[Collected data entries]
==*==

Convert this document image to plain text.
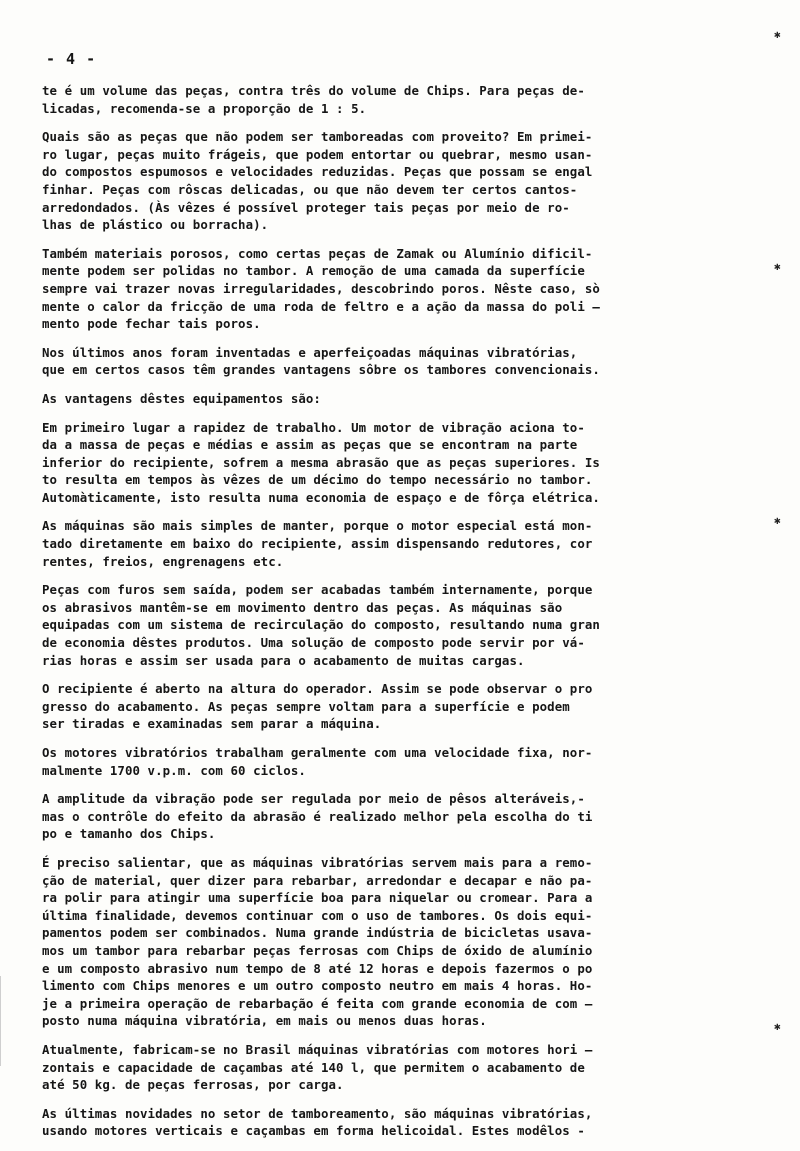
- 4 -
te é um volume das peças, contra três do volume de Chips. Para peças de-
licadas, recomenda-se a proporção de 1 : 5.
Quais são as peças que não podem ser tamboreadas com proveito? Em primei-
ro lugar, peças muito frágeis, que podem entortar ou quebrar, mesmo usan-
do compostos espumosos e velocidades reduzidas. Peças que possam se engal
finhar. Peças com rôscas delicadas, ou que não devem ter certos cantos-
arredondados. (Às vêzes é possível proteger tais peças por meio de ro-
lhas de plástico ou borracha).
Também materiais porosos, como certas peças de Zamak ou Alumínio dificil-
mente podem ser polidas no tambor. A remoção de uma camada da superfície
sempre vai trazer novas irregularidades, descobrindo poros. Nêste caso, sò
mente o calor da fricção de uma roda de feltro e a ação da massa do poli —
mento pode fechar tais poros.
Nos últimos anos foram inventadas e aperfeiçoadas máquinas vibratórias,
que em certos casos têm grandes vantagens sôbre os tambores convencionais.
As vantagens dêstes equipamentos são:
Em primeiro lugar a rapidez de trabalho. Um motor de vibração aciona to-
da a massa de peças e médias e assim as peças que se encontram na parte
inferior do recipiente, sofrem a mesma abrasão que as peças superiores. Is
to resulta em tempos às vêzes de um décimo do tempo necessário no tambor.
Automàticamente, isto resulta numa economia de espaço e de fôrça elétrica.
As máquinas são mais simples de manter, porque o motor especial está mon-
tado diretamente em baixo do recipiente, assim dispensando redutores, cor
rentes, freios, engrenagens etc.
Peças com furos sem saída, podem ser acabadas também internamente, porque
os abrasivos mantêm-se em movimento dentro das peças. As máquinas são
equipadas com um sistema de recirculação do composto, resultando numa gran
de economia dêstes produtos. Uma solução de composto pode servir por vá-
rias horas e assim ser usada para o acabamento de muitas cargas.
O recipiente é aberto na altura do operador. Assim se pode observar o pro
gresso do acabamento. As peças sempre voltam para a superfície e podem
ser tiradas e examinadas sem parar a máquina.
Os motores vibratórios trabalham geralmente com uma velocidade fixa, nor-
malmente 1700 v.p.m. com 60 ciclos.
A amplitude da vibração pode ser regulada por meio de pêsos alteráveis,-
mas o contrôle do efeito da abrasão é realizado melhor pela escolha do ti
po e tamanho dos Chips.
É preciso salientar, que as máquinas vibratórias servem mais para a remo-
ção de material, quer dizer para rebarbar, arredondar e decapar e não pa-
ra polir para atingir uma superfície boa para niquelar ou cromear. Para a
última finalidade, devemos continuar com o uso de tambores. Os dois equi-
pamentos podem ser combinados. Numa grande indústria de bicicletas usava-
mos um tambor para rebarbar peças ferrosas com Chips de óxido de alumínio
e um composto abrasivo num tempo de 8 até 12 horas e depois fazermos o po
limento com Chips menores e um outro composto neutro em mais 4 horas. Ho-
je a primeira operação de rebarbação é feita com grande economia de com —
posto numa máquina vibratória, em mais ou menos duas horas.
Atualmente, fabricam-se no Brasil máquinas vibratórias com motores hori —
zontais e capacidade de caçambas até 140 l, que permitem o acabamento de
até 50 kg. de peças ferrosas, por carga.
As últimas novidades no setor de tamboreamento, são máquinas vibratórias,
usando motores verticais e caçambas em forma helicoidal. Estes modêlos -
✱
✱
✱
✱
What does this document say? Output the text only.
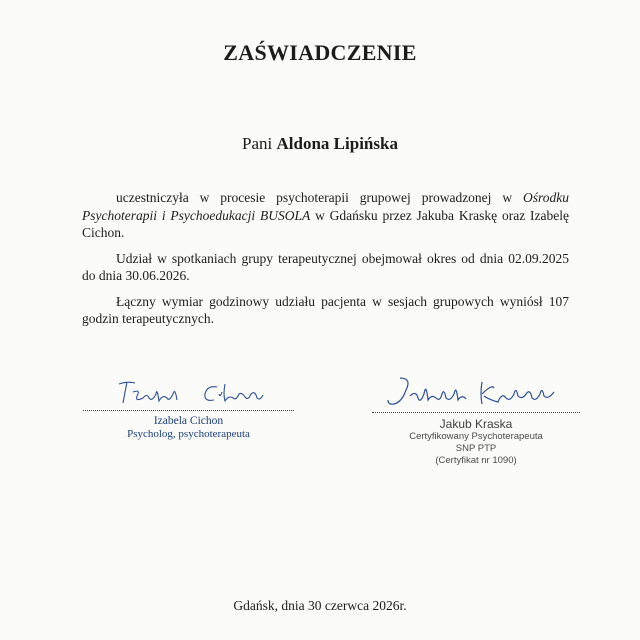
ZAŚWIADCZENIE
Pani Aldona Lipińska

uczestniczyła w procesie psychoterapii grupowej prowadzonej w Ośrodku Psychoterapii i Psychoedukacji BUSOLA w Gdańsku przez Jakuba Kraskę oraz Izabelę Cichon.

Udział w spotkaniach grupy terapeutycznej obejmował okres od dnia 02.09.2025 do dnia 30.06.2026.

Łączny wymiar godzinowy udziału pacjenta w sesjach grupowych wyniósł 107 godzin terapeutycznych.

Izabela Cichon
Psycholog, psychoterapeuta
Jakub Kraska
Certyfikowany Psychoterapeuta
SNP PTP
(Certyfikat nr 1090)
Gdańsk, dnia 30 czerwca 2026r.
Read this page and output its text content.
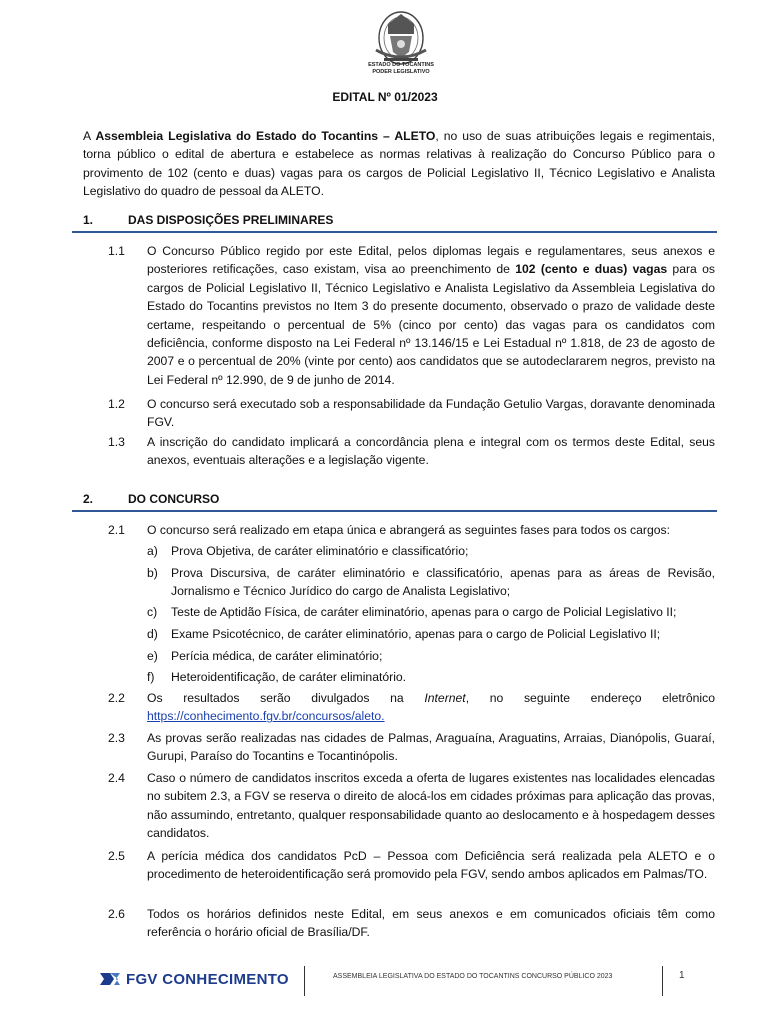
ESTADO DO TOCANTINS
PODER LEGISLATIVO
EDITAL Nº 01/2023
A Assembleia Legislativa do Estado do Tocantins – ALETO, no uso de suas atribuições legais e regimentais, torna público o edital de abertura e estabelece as normas relativas à realização do Concurso Público para o provimento de 102 (cento e duas) vagas para os cargos de Policial Legislativo II, Técnico Legislativo e Analista Legislativo do quadro de pessoal da ALETO.
1.	DAS DISPOSIÇÕES PRELIMINARES
1.1 O Concurso Público regido por este Edital, pelos diplomas legais e regulamentares, seus anexos e posteriores retificações, caso existam, visa ao preenchimento de 102 (cento e duas) vagas para os cargos de Policial Legislativo II, Técnico Legislativo e Analista Legislativo da Assembleia Legislativa do Estado do Tocantins previstos no Item 3 do presente documento, observado o prazo de validade deste certame, respeitando o percentual de 5% (cinco por cento) das vagas para os candidatos com deficiência, conforme disposto na Lei Federal nº 13.146/15 e Lei Estadual nº 1.818, de 23 de agosto de 2007 e o percentual de 20% (vinte por cento) aos candidatos que se autodeclararem negros, previsto na Lei Federal nº 12.990, de 9 de junho de 2014.
1.2 O concurso será executado sob a responsabilidade da Fundação Getulio Vargas, doravante denominada FGV.
1.3 A inscrição do candidato implicará a concordância plena e integral com os termos deste Edital, seus anexos, eventuais alterações e a legislação vigente.
2.	DO CONCURSO
2.1 O concurso será realizado em etapa única e abrangerá as seguintes fases para todos os cargos:
a) Prova Objetiva, de caráter eliminatório e classificatório;
b) Prova Discursiva, de caráter eliminatório e classificatório, apenas para as áreas de Revisão, Jornalismo e Técnico Jurídico do cargo de Analista Legislativo;
c) Teste de Aptidão Física, de caráter eliminatório, apenas para o cargo de Policial Legislativo II;
d) Exame Psicotécnico, de caráter eliminatório, apenas para o cargo de Policial Legislativo II;
e) Perícia médica, de caráter eliminatório;
f) Heteroidentificação, de caráter eliminatório.
2.2 Os resultados serão divulgados na Internet, no seguinte endereço eletrônico
https://conhecimento.fgv.br/concursos/aleto.
2.3 As provas serão realizadas nas cidades de Palmas, Araguaína, Araguatins, Arraias, Dianópolis, Guaraí, Gurupi, Paraíso do Tocantins e Tocantinópolis.
2.4 Caso o número de candidatos inscritos exceda a oferta de lugares existentes nas localidades elencadas no subitem 2.3, a FGV se reserva o direito de alocá-los em cidades próximas para aplicação das provas, não assumindo, entretanto, qualquer responsabilidade quanto ao deslocamento e à hospedagem desses candidatos.
2.5 A perícia médica dos candidatos PcD – Pessoa com Deficiência será realizada pela ALETO e o procedimento de heteroidentificação será promovido pela FGV, sendo ambos aplicados em Palmas/TO.
2.6 Todos os horários definidos neste Edital, em seus anexos e em comunicados oficiais têm como referência o horário oficial de Brasília/DF.
FGV CONHECIMENTO	ASSEMBLEIA LEGISLATIVA DO ESTADO DO TOCANTINS CONCURSO PÚBLICO 2023	1
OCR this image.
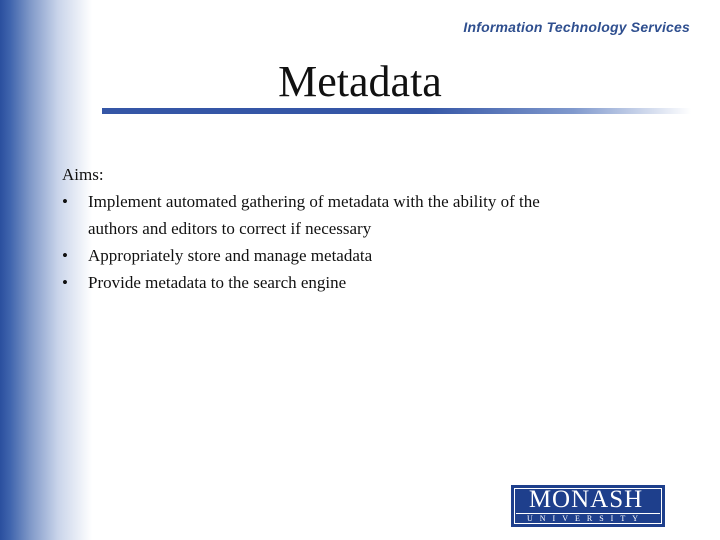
Information Technology Services
Metadata
Aims:
• Implement automated gathering of metadata with the ability of the
authors and editors to correct if necessary
• Appropriately store and manage metadata
• Provide metadata to the search engine
MONASH
UNIVERSITY
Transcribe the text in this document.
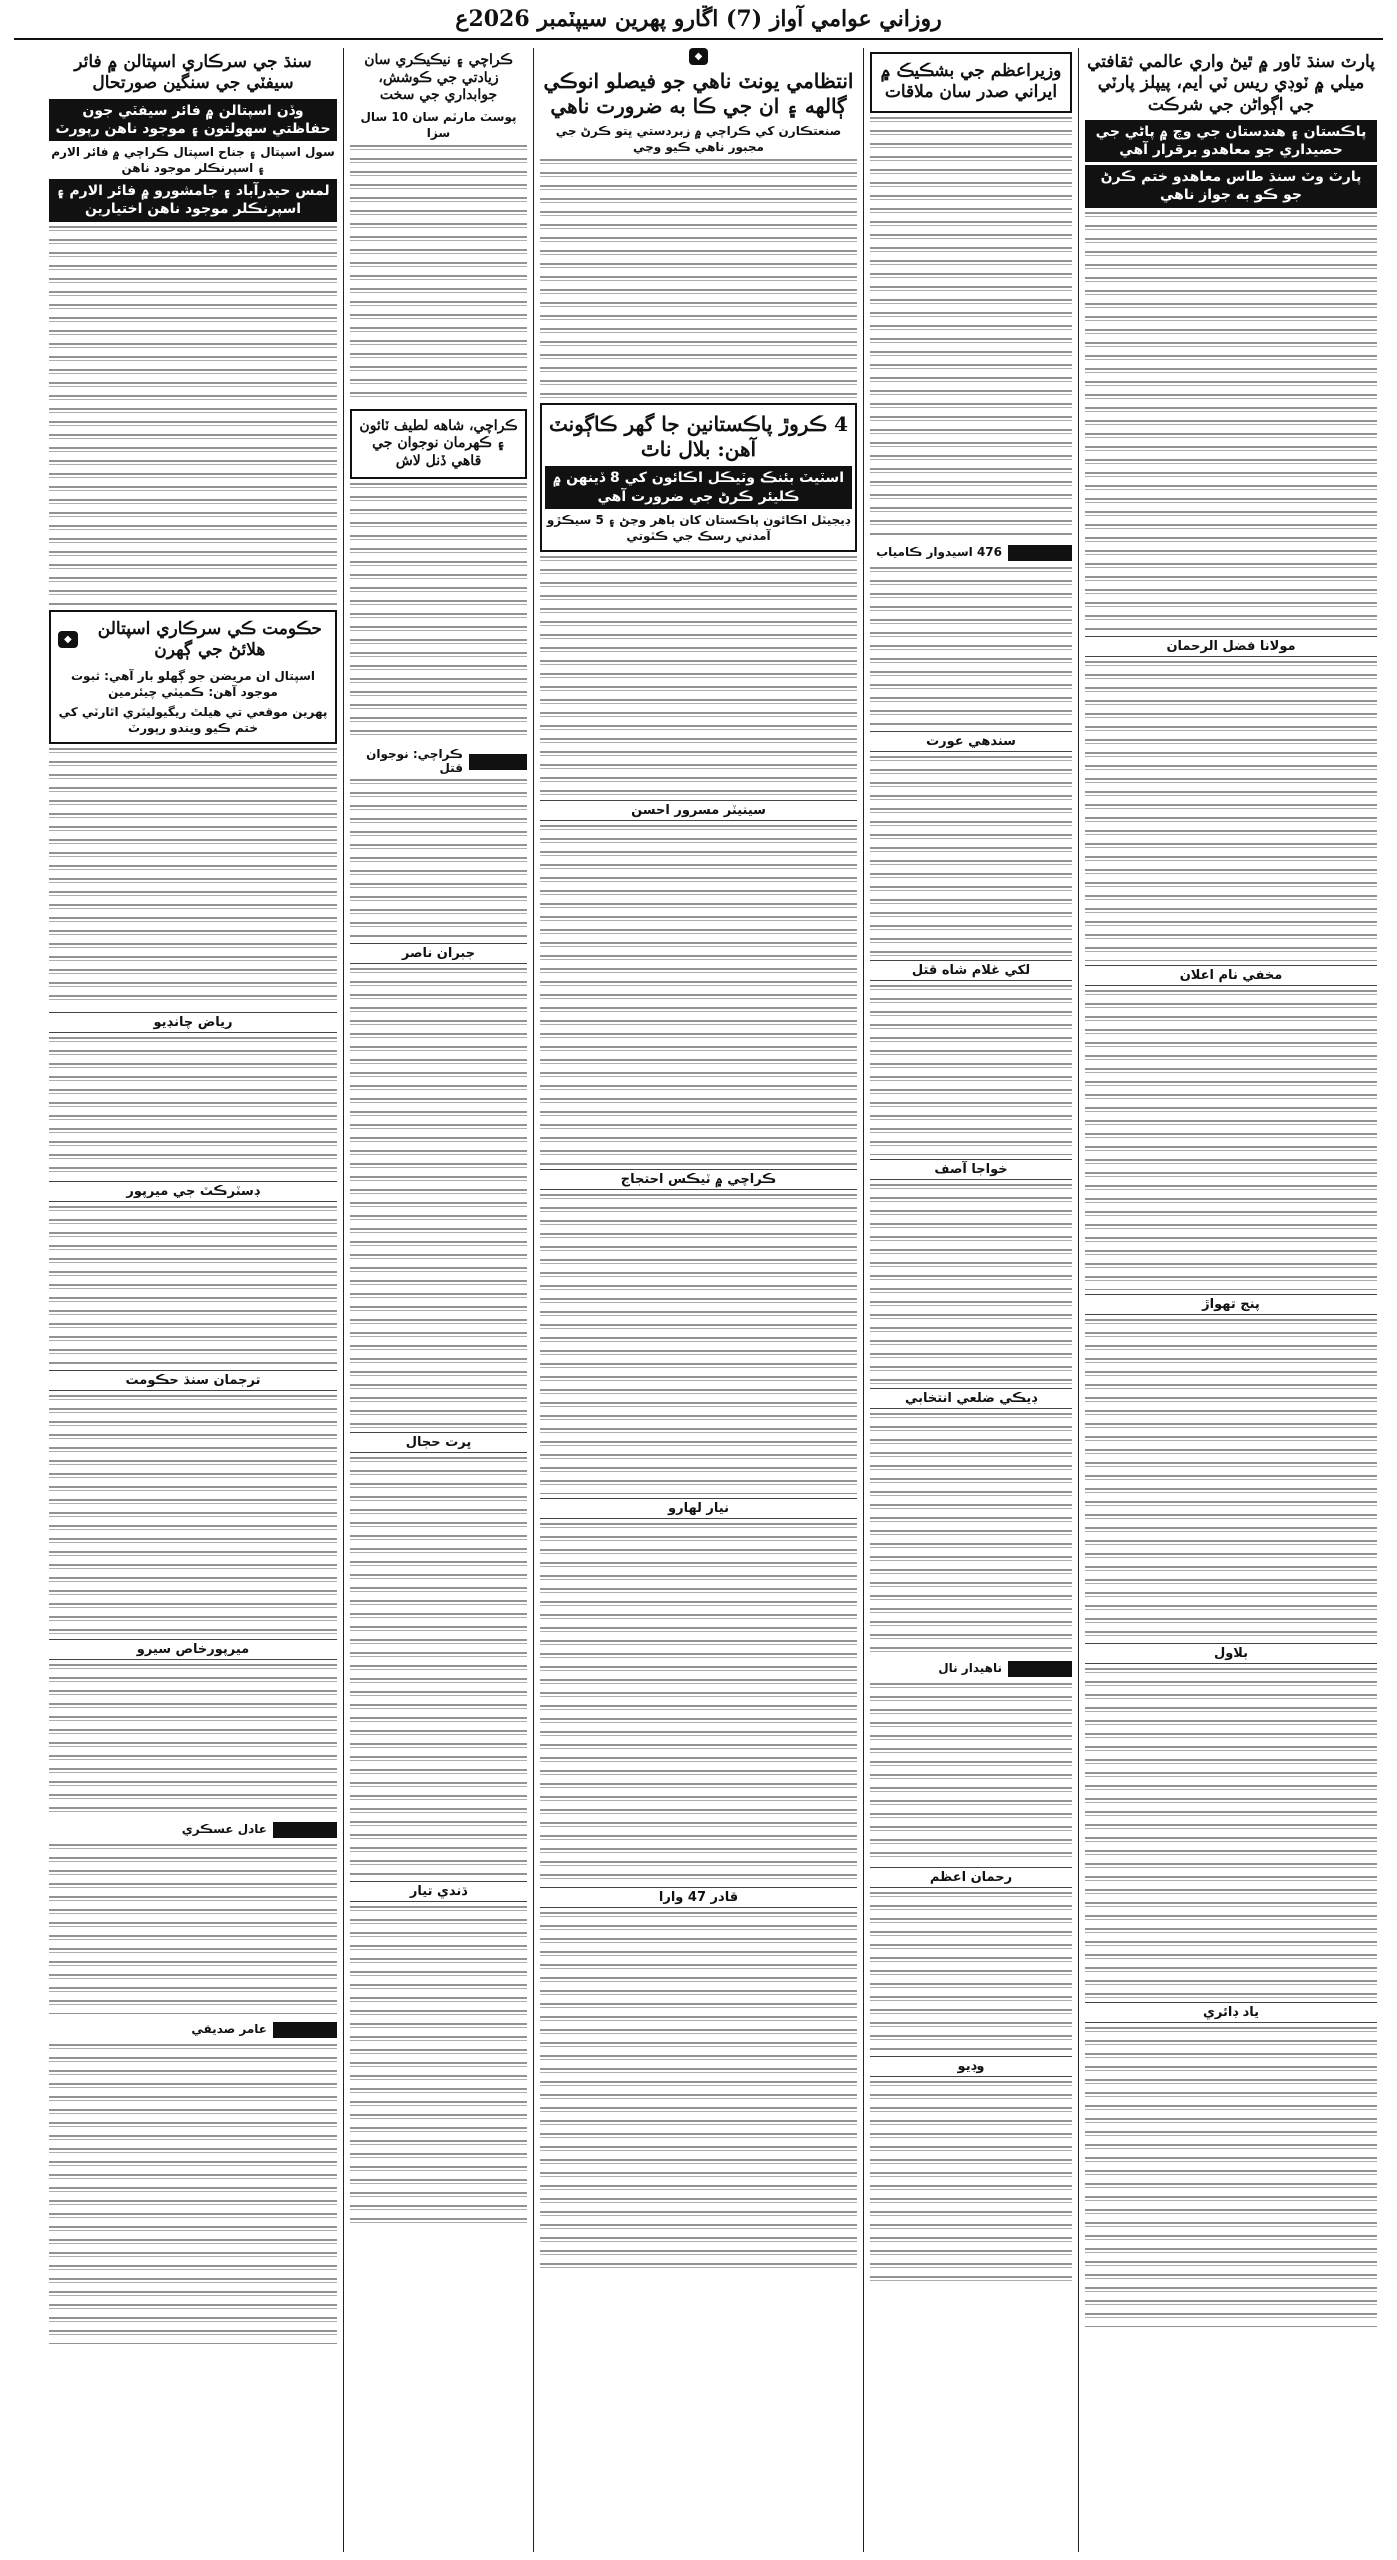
روزاني عوامي آواز (7) اڱارو پهرين سيپٽمبر 2026ع
پارٽ سنڌ ٽاور ۾ ٿيڻ واري عالمي ثقافتي ميلي ۾ ٽوڊي ريس ٽي ايم، پيپلز پارٽي جي اڳواڻن جي شرڪت
پاڪستان ۽ هندستان جي وچ ۾ پاڻي جي حصيداري جو معاهدو برقرار آهي
پارٽ وٽ سنڌ طاس معاهدو ختم ڪرڻ جو ڪو به جواز ناهي
مولانا فضل الرحمان
مخفي نام اعلان
پنج تهواڙ
بلاول
ياد ڊائري
وزيراعظم جي بشڪيڪ ۾ ايراني صدر سان ملاقات
476 اسيدوار ڪامياب
سندهي عورت
لکي غلام شاه قتل
خواجا آصف
ڊيڪي ضلعي انتخابي
ناهيدار نال
رحمان اعظم
وڊيو
◆
انتظامي يونٽ ناهي جو فيصلو انوڪي ڳالهه ۽ ان جي ڪا به ضرورت ناهي
صنعتڪارن کي ڪراچي ۾ زبردستي ڀتو ڪرڻ جي مجبور ناهي ڪيو وڃي
4 ڪروڙ پاڪستانين جا گهر ڪاڳونٽ آهن: بلال ناٿ
اسٽيٽ بئنڪ وٽيڪل اڪائون کي 8 ڏينهن ۾ ڪليئر ڪرڻ جي ضرورت آهي
ڊيجيٽل اڪائون پاڪستان کان ٻاهر وڃڻ ۽ 5 سيڪڙو آمدني رسڪ جي ڪٽوتي
سينيٽر مسرور احسن
ڪراچي ۾ ٽيڪس احتجاج
نيار لهارو
قادر 47 وارا
ڪراچي ۽ نيڪيڪري سان زيادتي جي ڪوشش، جوابداري جي سخت
پوسٽ مارٽم سان 10 سال سزا
ڪراچي، شاهه لطيف ٽائون ۽ ڪهرمان نوجوان جي قاهي ڏنل لاش
ڪراچي: نوجوان قتل
جبران ناصر
ڀرت حجال
ڌندي تيار
سنڌ جي سرڪاري اسپتالن ۾ فائر سيفٽي جي سنگين صورتحال
وڏن اسپتالن ۾ فائر سيفٽي جون حفاظتي سهولتون ۽ موجود ناهن رپورٽ
سول اسپتال ۽ جناح اسپتال ڪراچي ۾ فائر الارم ۽ اسپرنڪلر موجود ناهن
لمس حيدرآباد ۽ جامشورو ۾ فائر الارم ۽ اسپرنڪلر موجود ناهن اختيارين
حڪومت ڪي سرڪاري اسپتالن هلائڻ جي ڳهرن
◆
اسپتال ان مريضن جو ڳهلو بار آهي: ثبوت موجود آهن: ڪميٽي چيئرمين
پهرين موقعي تي هيلٿ ريگيوليٽري اٿارٽي کي ختم ڪيو ويندو رپورٽ
رياض چانڊيو
ڊسٽرڪٽ جي ميرپور
ترجمان سنڌ حڪومت
ميرپورخاص سيرو
عادل عسڪري
عامر صديقي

==*==

— Work to be completed —
Scan the material above. Copy each line where "serão" occurs.

— Correct output —
2.2 Os resultados serão divulgados na Internet, no seguinte endereço eletrônico
2.3 As provas serão realizadas nas cidades de Palmas, Araguaína, Araguatins, Arraias, Dianópolis, Guaraí, Gurupi, Paraíso do Tocantins e Tocantinópolis.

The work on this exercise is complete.